▶ _Do this_
Write the records out again exactly, leaving no images in.

Start of Available records

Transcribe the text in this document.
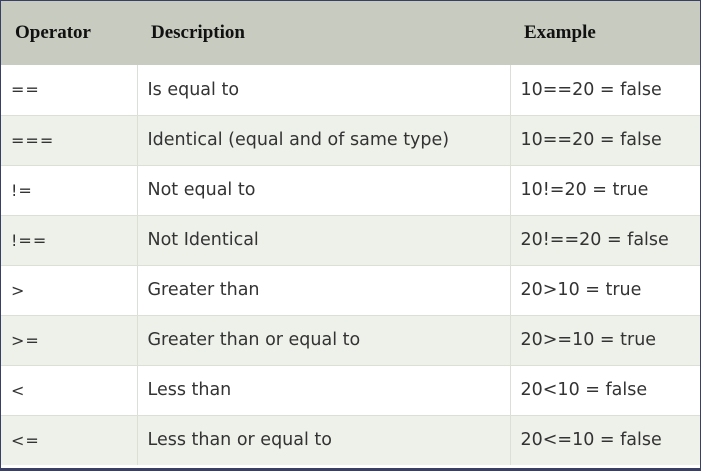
Operator	Description	Example
==	Is equal to	10==20 = false
===	Identical (equal and of same type)	10==20 = false
!=	Not equal to	10!=20 = true
!==	Not Identical	20!==20 = false
>	Greater than	20>10 = true
>=	Greater than or equal to	20>=10 = true
<	Less than	20<10 = false
<=	Less than or equal to	20<=10 = false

End of Available records

▶ _Correct answer_
Transcribe the text in this document.
Operator	Description	Example
==	Is equal to	10==20 = false
===	Identical (equal and of same type)	10==20 = false
!=	Not equal to	10!=20 = true
!==	Not Identical	20!==20 = false
>	Greater than	20>10 = true
>=	Greater than or equal to	20>=10 = true
<	Less than	20<10 = false
<=	Less than or equal to	20<=10 = false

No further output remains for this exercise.